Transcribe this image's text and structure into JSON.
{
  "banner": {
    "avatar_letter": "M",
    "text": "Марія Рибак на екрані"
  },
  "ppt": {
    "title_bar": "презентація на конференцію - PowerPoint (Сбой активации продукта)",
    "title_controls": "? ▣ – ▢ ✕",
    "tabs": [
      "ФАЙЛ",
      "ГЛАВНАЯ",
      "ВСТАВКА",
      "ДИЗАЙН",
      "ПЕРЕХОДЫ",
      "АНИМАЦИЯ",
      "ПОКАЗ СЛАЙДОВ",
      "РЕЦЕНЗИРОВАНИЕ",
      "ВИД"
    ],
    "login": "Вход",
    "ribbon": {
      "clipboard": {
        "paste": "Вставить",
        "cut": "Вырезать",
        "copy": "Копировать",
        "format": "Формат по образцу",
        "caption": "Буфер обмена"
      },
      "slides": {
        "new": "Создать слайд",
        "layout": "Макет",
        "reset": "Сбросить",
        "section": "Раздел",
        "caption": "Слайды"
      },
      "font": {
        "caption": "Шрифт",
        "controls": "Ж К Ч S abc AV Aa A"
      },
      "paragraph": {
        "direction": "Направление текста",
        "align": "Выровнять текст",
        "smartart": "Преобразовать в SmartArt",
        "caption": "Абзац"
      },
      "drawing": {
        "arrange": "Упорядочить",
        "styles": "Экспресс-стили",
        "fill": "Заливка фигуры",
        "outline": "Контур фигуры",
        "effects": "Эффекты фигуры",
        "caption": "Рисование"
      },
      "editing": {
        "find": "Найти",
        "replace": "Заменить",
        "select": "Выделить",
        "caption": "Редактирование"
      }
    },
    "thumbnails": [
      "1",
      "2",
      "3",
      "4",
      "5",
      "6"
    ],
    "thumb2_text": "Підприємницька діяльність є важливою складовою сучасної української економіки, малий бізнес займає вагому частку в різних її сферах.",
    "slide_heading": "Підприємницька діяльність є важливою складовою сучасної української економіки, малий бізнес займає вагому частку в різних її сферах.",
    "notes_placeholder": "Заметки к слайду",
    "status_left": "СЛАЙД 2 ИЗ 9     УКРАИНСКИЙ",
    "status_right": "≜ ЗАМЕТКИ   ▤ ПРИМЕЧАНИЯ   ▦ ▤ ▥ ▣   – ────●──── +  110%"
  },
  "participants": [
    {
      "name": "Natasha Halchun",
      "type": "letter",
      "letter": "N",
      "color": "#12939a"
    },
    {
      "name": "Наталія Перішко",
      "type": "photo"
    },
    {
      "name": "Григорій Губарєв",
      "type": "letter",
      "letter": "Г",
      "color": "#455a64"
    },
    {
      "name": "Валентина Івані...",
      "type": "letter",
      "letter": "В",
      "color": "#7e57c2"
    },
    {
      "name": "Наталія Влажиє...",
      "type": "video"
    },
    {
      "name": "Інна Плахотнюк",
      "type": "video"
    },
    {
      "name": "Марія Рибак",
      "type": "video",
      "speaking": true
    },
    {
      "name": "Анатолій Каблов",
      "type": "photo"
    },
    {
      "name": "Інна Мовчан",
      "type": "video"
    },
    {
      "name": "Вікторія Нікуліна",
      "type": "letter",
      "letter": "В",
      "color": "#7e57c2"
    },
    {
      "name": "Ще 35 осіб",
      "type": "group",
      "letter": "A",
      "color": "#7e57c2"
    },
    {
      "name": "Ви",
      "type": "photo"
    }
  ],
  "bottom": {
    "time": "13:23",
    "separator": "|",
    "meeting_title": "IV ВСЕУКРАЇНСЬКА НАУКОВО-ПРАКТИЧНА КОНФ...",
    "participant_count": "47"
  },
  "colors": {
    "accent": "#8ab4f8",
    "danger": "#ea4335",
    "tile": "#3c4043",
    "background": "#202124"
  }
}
________________________
Return the lines above exactly, keeping every word.

ANSWER TO THE EXERCISE:
Transcribe this image's text and structure into JSON.
{
  "banner": {
    "avatar_letter": "M",
    "text": "Марія Рибак на екрані"
  },
  "ppt": {
    "title_bar": "презентація на конференцію - PowerPoint (Сбой активации продукта)",
    "title_controls": "? ▣ – ▢ ✕",
    "tabs": [
      "ФАЙЛ",
      "ГЛАВНАЯ",
      "ВСТАВКА",
      "ДИЗАЙН",
      "ПЕРЕХОДЫ",
      "АНИМАЦИЯ",
      "ПОКАЗ СЛАЙДОВ",
      "РЕЦЕНЗИРОВАНИЕ",
      "ВИД"
    ],
    "login": "Вход",
    "ribbon": {
      "clipboard": {
        "paste": "Вставить",
        "cut": "Вырезать",
        "copy": "Копировать",
        "format": "Формат по образцу",
        "caption": "Буфер обмена"
      },
      "slides": {
        "new": "Создать слайд",
        "layout": "Макет",
        "reset": "Сбросить",
        "section": "Раздел",
        "caption": "Слайды"
      },
      "font": {
        "caption": "Шрифт",
        "controls": "Ж К Ч S abc AV Aa A"
      },
      "paragraph": {
        "direction": "Направление текста",
        "align": "Выровнять текст",
        "smartart": "Преобразовать в SmartArt",
        "caption": "Абзац"
      },
      "drawing": {
        "arrange": "Упорядочить",
        "styles": "Экспресс-стили",
        "fill": "Заливка фигуры",
        "outline": "Контур фигуры",
        "effects": "Эффекты фигуры",
        "caption": "Рисование"
      },
      "editing": {
        "find": "Найти",
        "replace": "Заменить",
        "select": "Выделить",
        "caption": "Редактирование"
      }
    },
    "thumbnails": [
      "1",
      "2",
      "3",
      "4",
      "5",
      "6"
    ],
    "thumb2_text": "Підприємницька діяльність є важливою складовою сучасної української економіки, малий бізнес займає вагому частку в різних її сферах.",
    "slide_heading": "Підприємницька діяльність є важливою складовою сучасної української економіки, малий бізнес займає вагому частку в різних її сферах.",
    "notes_placeholder": "Заметки к слайду",
    "status_left": "СЛАЙД 2 ИЗ 9     УКРАИНСКИЙ",
    "status_right": "≜ ЗАМЕТКИ   ▤ ПРИМЕЧАНИЯ   ▦ ▤ ▥ ▣   – ────●──── +  110%"
  },
  "participants": [
    {
      "name": "Natasha Halchun",
      "type": "letter",
      "letter": "N",
      "color": "#12939a"
    },
    {
      "name": "Наталія Перішко",
      "type": "photo"
    },
    {
      "name": "Григорій Губарєв",
      "type": "letter",
      "letter": "Г",
      "color": "#455a64"
    },
    {
      "name": "Валентина Івані...",
      "type": "letter",
      "letter": "В",
      "color": "#7e57c2"
    },
    {
      "name": "Наталія Влажиє...",
      "type": "video"
    },
    {
      "name": "Інна Плахотнюк",
      "type": "video"
    },
    {
      "name": "Марія Рибак",
      "type": "video",
      "speaking": true
    },
    {
      "name": "Анатолій Каблов",
      "type": "photo"
    },
    {
      "name": "Інна Мовчан",
      "type": "video"
    },
    {
      "name": "Вікторія Нікуліна",
      "type": "letter",
      "letter": "В",
      "color": "#7e57c2"
    },
    {
      "name": "Ще 35 осіб",
      "type": "group",
      "letter": "A",
      "color": "#7e57c2"
    },
    {
      "name": "Ви",
      "type": "photo"
    }
  ],
  "bottom": {
    "time": "13:23",
    "separator": "|",
    "meeting_title": "IV ВСЕУКРАЇНСЬКА НАУКОВО-ПРАКТИЧНА КОНФ...",
    "participant_count": "47"
  },
  "colors": {
    "accent": "#8ab4f8",
    "danger": "#ea4335",
    "tile": "#3c4043",
    "background": "#202124"
  }
}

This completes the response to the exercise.